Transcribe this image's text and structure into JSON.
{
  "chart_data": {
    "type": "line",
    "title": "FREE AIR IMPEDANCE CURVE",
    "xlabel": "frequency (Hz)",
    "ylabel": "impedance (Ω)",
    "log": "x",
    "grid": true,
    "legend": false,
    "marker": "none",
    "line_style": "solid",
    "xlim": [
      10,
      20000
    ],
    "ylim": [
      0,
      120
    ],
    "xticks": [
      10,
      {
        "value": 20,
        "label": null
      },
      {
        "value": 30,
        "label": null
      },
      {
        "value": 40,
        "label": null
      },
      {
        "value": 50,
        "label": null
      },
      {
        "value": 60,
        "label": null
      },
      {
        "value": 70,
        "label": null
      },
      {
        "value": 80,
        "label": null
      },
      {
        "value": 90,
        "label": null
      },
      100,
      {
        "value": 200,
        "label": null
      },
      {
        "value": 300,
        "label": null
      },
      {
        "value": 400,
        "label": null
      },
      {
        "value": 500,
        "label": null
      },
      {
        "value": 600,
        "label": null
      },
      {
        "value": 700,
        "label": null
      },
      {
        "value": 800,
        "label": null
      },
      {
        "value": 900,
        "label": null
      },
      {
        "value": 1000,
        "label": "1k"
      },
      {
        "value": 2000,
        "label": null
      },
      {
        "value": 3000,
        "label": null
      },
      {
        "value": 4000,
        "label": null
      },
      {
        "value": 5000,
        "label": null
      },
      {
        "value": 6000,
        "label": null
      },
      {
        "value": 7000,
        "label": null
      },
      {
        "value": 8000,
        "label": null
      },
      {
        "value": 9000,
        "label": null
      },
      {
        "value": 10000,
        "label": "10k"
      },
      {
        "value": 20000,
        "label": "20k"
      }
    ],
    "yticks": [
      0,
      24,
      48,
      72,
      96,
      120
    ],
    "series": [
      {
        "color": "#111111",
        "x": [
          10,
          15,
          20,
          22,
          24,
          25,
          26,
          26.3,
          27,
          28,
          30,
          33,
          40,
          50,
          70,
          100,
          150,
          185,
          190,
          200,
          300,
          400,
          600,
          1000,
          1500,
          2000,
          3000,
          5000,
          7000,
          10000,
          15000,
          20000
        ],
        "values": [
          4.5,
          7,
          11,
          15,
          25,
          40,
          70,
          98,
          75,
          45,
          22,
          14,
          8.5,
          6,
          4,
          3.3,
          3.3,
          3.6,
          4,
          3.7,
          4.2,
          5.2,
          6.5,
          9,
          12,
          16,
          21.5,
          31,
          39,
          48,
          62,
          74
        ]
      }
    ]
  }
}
━━━━━━━━
▸ **Stated problem**: Write out the entries above word for word.

▸ **Task response**:
Transcribe this image's text and structure into JSON.
{
  "chart_data": {
    "type": "line",
    "title": "FREE AIR IMPEDANCE CURVE",
    "xlabel": "frequency (Hz)",
    "ylabel": "impedance (Ω)",
    "log": "x",
    "grid": true,
    "legend": false,
    "marker": "none",
    "line_style": "solid",
    "xlim": [
      10,
      20000
    ],
    "ylim": [
      0,
      120
    ],
    "xticks": [
      10,
      {
        "value": 20,
        "label": null
      },
      {
        "value": 30,
        "label": null
      },
      {
        "value": 40,
        "label": null
      },
      {
        "value": 50,
        "label": null
      },
      {
        "value": 60,
        "label": null
      },
      {
        "value": 70,
        "label": null
      },
      {
        "value": 80,
        "label": null
      },
      {
        "value": 90,
        "label": null
      },
      100,
      {
        "value": 200,
        "label": null
      },
      {
        "value": 300,
        "label": null
      },
      {
        "value": 400,
        "label": null
      },
      {
        "value": 500,
        "label": null
      },
      {
        "value": 600,
        "label": null
      },
      {
        "value": 700,
        "label": null
      },
      {
        "value": 800,
        "label": null
      },
      {
        "value": 900,
        "label": null
      },
      {
        "value": 1000,
        "label": "1k"
      },
      {
        "value": 2000,
        "label": null
      },
      {
        "value": 3000,
        "label": null
      },
      {
        "value": 4000,
        "label": null
      },
      {
        "value": 5000,
        "label": null
      },
      {
        "value": 6000,
        "label": null
      },
      {
        "value": 7000,
        "label": null
      },
      {
        "value": 8000,
        "label": null
      },
      {
        "value": 9000,
        "label": null
      },
      {
        "value": 10000,
        "label": "10k"
      },
      {
        "value": 20000,
        "label": "20k"
      }
    ],
    "yticks": [
      0,
      24,
      48,
      72,
      96,
      120
    ],
    "series": [
      {
        "color": "#111111",
        "x": [
          10,
          15,
          20,
          22,
          24,
          25,
          26,
          26.3,
          27,
          28,
          30,
          33,
          40,
          50,
          70,
          100,
          150,
          185,
          190,
          200,
          300,
          400,
          600,
          1000,
          1500,
          2000,
          3000,
          5000,
          7000,
          10000,
          15000,
          20000
        ],
        "values": [
          4.5,
          7,
          11,
          15,
          25,
          40,
          70,
          98,
          75,
          45,
          22,
          14,
          8.5,
          6,
          4,
          3.3,
          3.3,
          3.6,
          4,
          3.7,
          4.2,
          5.2,
          6.5,
          9,
          12,
          16,
          21.5,
          31,
          39,
          48,
          62,
          74
        ]
      }
    ]
  }
}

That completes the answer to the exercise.